**Data listing**
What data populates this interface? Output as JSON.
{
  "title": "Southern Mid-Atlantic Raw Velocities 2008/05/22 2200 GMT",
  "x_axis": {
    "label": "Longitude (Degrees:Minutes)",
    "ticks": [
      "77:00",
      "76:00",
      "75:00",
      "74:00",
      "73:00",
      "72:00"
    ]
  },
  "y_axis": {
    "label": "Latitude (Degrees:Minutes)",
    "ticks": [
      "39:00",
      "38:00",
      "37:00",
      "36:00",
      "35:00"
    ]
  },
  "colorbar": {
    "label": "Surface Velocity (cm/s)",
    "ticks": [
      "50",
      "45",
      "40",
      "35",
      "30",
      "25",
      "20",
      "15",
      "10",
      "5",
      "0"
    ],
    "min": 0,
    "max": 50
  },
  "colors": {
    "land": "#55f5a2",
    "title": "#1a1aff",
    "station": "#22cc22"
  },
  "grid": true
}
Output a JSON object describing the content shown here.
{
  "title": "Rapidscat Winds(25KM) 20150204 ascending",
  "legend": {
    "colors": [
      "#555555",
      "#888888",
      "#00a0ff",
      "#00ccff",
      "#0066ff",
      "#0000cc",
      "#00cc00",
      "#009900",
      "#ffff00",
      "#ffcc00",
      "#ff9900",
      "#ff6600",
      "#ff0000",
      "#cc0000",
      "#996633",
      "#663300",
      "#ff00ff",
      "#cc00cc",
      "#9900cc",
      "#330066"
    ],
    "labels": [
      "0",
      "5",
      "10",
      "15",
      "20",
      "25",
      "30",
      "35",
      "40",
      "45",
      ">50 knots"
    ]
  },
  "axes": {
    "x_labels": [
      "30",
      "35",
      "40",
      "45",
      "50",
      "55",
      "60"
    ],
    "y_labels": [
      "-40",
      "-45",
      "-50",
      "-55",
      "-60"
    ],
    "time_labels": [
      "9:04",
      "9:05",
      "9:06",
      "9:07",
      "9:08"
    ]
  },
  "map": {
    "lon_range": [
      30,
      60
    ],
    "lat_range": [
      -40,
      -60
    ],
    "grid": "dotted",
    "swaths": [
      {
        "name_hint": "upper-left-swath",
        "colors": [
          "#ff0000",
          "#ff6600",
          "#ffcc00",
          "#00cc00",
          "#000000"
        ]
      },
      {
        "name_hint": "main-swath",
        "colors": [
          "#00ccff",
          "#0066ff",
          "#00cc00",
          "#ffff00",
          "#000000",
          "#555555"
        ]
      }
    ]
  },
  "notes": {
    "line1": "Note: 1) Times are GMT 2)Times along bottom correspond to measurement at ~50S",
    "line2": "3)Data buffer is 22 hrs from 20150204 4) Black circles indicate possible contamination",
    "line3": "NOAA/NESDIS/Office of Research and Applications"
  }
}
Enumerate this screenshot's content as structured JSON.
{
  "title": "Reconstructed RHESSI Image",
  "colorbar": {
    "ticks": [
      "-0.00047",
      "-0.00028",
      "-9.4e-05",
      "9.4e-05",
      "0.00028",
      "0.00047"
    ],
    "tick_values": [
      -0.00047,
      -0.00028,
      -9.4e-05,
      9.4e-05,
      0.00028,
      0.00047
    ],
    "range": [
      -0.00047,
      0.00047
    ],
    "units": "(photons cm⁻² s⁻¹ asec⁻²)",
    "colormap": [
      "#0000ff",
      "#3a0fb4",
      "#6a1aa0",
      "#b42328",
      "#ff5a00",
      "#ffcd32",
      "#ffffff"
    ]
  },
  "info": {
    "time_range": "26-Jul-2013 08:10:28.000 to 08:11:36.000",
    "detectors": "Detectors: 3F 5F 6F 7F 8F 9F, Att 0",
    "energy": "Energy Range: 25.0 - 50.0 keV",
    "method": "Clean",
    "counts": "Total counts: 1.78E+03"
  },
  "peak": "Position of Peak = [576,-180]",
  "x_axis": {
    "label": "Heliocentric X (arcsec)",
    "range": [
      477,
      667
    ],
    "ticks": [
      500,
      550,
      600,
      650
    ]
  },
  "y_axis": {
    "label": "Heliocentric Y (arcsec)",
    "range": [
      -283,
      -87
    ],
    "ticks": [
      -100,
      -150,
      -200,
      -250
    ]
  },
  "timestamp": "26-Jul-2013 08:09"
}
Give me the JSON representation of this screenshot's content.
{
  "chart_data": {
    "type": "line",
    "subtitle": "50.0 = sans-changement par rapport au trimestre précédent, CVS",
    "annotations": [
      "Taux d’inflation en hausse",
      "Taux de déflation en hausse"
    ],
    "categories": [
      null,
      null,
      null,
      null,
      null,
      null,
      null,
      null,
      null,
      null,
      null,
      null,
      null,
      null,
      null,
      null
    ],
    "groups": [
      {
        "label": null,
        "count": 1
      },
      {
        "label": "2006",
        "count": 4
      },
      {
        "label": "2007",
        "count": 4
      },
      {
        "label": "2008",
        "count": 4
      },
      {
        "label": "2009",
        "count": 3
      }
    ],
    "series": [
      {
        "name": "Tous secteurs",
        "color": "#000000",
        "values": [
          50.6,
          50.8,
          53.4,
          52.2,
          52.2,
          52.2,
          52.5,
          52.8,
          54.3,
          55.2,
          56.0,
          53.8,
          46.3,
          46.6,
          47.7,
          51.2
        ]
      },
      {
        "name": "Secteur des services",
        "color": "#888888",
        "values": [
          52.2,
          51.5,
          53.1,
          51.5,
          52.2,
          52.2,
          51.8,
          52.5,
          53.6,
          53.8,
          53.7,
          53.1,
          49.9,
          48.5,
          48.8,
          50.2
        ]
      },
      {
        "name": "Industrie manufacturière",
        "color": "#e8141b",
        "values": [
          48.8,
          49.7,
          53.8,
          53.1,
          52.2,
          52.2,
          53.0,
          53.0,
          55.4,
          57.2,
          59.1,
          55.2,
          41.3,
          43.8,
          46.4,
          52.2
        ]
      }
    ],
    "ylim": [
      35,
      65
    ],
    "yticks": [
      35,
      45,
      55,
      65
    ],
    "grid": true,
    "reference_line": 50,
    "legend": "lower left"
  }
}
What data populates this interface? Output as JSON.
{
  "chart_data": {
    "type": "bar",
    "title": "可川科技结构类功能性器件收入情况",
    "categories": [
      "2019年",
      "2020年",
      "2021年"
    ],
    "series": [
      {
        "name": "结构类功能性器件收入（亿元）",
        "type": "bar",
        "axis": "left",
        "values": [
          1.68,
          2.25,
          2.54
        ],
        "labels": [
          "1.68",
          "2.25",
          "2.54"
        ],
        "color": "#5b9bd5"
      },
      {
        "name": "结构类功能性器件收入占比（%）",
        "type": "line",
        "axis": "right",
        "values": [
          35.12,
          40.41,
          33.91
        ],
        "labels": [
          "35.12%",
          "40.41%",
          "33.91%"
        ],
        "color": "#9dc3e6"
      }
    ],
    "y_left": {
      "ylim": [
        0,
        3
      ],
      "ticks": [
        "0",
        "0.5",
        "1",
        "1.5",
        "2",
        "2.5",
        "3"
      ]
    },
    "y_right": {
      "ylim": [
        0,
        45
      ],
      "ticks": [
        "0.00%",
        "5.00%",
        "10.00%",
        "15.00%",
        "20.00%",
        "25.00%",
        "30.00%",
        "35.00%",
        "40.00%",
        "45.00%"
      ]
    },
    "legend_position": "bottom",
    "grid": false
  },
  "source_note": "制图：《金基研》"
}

**Instructions to follow**
Filter the records above for lines containing the word "hausse", and copy those lines.

**Written answer**
      "Taux d’inflation en hausse",
      "Taux de déflation en hausse"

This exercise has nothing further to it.